[Data entries]
********************
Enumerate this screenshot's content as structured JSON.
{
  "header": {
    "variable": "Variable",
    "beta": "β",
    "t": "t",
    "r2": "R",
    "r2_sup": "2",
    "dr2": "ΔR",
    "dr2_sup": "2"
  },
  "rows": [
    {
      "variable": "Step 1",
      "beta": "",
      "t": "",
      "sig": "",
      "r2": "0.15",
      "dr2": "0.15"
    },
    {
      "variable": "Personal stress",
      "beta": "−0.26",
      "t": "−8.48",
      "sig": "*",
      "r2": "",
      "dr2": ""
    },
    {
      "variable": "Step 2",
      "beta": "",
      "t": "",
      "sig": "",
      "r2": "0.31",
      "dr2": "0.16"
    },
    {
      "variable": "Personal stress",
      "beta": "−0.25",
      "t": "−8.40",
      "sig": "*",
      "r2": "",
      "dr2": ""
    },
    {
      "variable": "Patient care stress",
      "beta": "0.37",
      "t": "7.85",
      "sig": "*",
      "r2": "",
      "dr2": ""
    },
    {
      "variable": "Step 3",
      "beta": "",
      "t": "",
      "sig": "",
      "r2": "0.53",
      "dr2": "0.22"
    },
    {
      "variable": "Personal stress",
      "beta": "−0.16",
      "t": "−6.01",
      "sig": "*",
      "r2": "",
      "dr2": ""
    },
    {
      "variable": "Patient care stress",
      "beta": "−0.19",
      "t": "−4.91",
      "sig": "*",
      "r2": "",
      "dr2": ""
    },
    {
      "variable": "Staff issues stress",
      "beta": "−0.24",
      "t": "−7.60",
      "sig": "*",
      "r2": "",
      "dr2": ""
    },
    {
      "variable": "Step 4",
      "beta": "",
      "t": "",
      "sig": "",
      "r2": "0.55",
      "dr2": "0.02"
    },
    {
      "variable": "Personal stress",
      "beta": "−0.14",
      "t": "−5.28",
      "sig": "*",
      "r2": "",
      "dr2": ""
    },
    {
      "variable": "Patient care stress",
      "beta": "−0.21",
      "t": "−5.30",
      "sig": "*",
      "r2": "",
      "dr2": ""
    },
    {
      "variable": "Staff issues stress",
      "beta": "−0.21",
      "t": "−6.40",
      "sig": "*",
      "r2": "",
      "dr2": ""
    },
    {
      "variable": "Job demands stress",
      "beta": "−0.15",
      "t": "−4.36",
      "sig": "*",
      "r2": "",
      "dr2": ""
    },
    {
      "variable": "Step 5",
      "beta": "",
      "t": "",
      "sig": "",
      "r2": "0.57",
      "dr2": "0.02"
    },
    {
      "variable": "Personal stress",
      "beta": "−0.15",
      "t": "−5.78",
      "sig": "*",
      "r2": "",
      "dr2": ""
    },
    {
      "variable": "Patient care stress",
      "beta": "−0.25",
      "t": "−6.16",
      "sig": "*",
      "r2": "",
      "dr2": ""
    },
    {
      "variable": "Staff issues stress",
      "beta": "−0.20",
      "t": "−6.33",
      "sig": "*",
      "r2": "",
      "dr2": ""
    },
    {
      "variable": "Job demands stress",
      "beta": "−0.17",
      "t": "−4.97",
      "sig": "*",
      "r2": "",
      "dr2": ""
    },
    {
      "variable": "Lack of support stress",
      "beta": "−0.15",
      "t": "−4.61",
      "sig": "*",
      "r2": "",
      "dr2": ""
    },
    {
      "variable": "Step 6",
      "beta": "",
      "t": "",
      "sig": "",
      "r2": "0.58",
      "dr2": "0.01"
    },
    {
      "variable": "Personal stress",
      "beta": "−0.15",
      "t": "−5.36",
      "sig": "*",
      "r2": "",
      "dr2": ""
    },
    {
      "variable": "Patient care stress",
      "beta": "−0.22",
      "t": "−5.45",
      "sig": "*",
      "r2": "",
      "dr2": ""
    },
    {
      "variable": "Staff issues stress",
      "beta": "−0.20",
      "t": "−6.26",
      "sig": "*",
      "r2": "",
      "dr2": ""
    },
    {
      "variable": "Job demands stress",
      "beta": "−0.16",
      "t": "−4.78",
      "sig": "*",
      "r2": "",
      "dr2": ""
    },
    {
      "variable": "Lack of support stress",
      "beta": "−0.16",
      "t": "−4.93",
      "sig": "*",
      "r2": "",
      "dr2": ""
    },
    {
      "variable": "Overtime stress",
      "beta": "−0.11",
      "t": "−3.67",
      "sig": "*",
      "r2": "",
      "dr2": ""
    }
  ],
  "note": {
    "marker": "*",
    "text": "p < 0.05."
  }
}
********************
Given exercise:
Take the records above and return them exactly as written.

Answer for the task:
Enumerate this screenshot's content as structured JSON.
{
  "header": {
    "variable": "Variable",
    "beta": "β",
    "t": "t",
    "r2": "R",
    "r2_sup": "2",
    "dr2": "ΔR",
    "dr2_sup": "2"
  },
  "rows": [
    {
      "variable": "Step 1",
      "beta": "",
      "t": "",
      "sig": "",
      "r2": "0.15",
      "dr2": "0.15"
    },
    {
      "variable": "Personal stress",
      "beta": "−0.26",
      "t": "−8.48",
      "sig": "*",
      "r2": "",
      "dr2": ""
    },
    {
      "variable": "Step 2",
      "beta": "",
      "t": "",
      "sig": "",
      "r2": "0.31",
      "dr2": "0.16"
    },
    {
      "variable": "Personal stress",
      "beta": "−0.25",
      "t": "−8.40",
      "sig": "*",
      "r2": "",
      "dr2": ""
    },
    {
      "variable": "Patient care stress",
      "beta": "0.37",
      "t": "7.85",
      "sig": "*",
      "r2": "",
      "dr2": ""
    },
    {
      "variable": "Step 3",
      "beta": "",
      "t": "",
      "sig": "",
      "r2": "0.53",
      "dr2": "0.22"
    },
    {
      "variable": "Personal stress",
      "beta": "−0.16",
      "t": "−6.01",
      "sig": "*",
      "r2": "",
      "dr2": ""
    },
    {
      "variable": "Patient care stress",
      "beta": "−0.19",
      "t": "−4.91",
      "sig": "*",
      "r2": "",
      "dr2": ""
    },
    {
      "variable": "Staff issues stress",
      "beta": "−0.24",
      "t": "−7.60",
      "sig": "*",
      "r2": "",
      "dr2": ""
    },
    {
      "variable": "Step 4",
      "beta": "",
      "t": "",
      "sig": "",
      "r2": "0.55",
      "dr2": "0.02"
    },
    {
      "variable": "Personal stress",
      "beta": "−0.14",
      "t": "−5.28",
      "sig": "*",
      "r2": "",
      "dr2": ""
    },
    {
      "variable": "Patient care stress",
      "beta": "−0.21",
      "t": "−5.30",
      "sig": "*",
      "r2": "",
      "dr2": ""
    },
    {
      "variable": "Staff issues stress",
      "beta": "−0.21",
      "t": "−6.40",
      "sig": "*",
      "r2": "",
      "dr2": ""
    },
    {
      "variable": "Job demands stress",
      "beta": "−0.15",
      "t": "−4.36",
      "sig": "*",
      "r2": "",
      "dr2": ""
    },
    {
      "variable": "Step 5",
      "beta": "",
      "t": "",
      "sig": "",
      "r2": "0.57",
      "dr2": "0.02"
    },
    {
      "variable": "Personal stress",
      "beta": "−0.15",
      "t": "−5.78",
      "sig": "*",
      "r2": "",
      "dr2": ""
    },
    {
      "variable": "Patient care stress",
      "beta": "−0.25",
      "t": "−6.16",
      "sig": "*",
      "r2": "",
      "dr2": ""
    },
    {
      "variable": "Staff issues stress",
      "beta": "−0.20",
      "t": "−6.33",
      "sig": "*",
      "r2": "",
      "dr2": ""
    },
    {
      "variable": "Job demands stress",
      "beta": "−0.17",
      "t": "−4.97",
      "sig": "*",
      "r2": "",
      "dr2": ""
    },
    {
      "variable": "Lack of support stress",
      "beta": "−0.15",
      "t": "−4.61",
      "sig": "*",
      "r2": "",
      "dr2": ""
    },
    {
      "variable": "Step 6",
      "beta": "",
      "t": "",
      "sig": "",
      "r2": "0.58",
      "dr2": "0.01"
    },
    {
      "variable": "Personal stress",
      "beta": "−0.15",
      "t": "−5.36",
      "sig": "*",
      "r2": "",
      "dr2": ""
    },
    {
      "variable": "Patient care stress",
      "beta": "−0.22",
      "t": "−5.45",
      "sig": "*",
      "r2": "",
      "dr2": ""
    },
    {
      "variable": "Staff issues stress",
      "beta": "−0.20",
      "t": "−6.26",
      "sig": "*",
      "r2": "",
      "dr2": ""
    },
    {
      "variable": "Job demands stress",
      "beta": "−0.16",
      "t": "−4.78",
      "sig": "*",
      "r2": "",
      "dr2": ""
    },
    {
      "variable": "Lack of support stress",
      "beta": "−0.16",
      "t": "−4.93",
      "sig": "*",
      "r2": "",
      "dr2": ""
    },
    {
      "variable": "Overtime stress",
      "beta": "−0.11",
      "t": "−3.67",
      "sig": "*",
      "r2": "",
      "dr2": ""
    }
  ],
  "note": {
    "marker": "*",
    "text": "p < 0.05."
  }
}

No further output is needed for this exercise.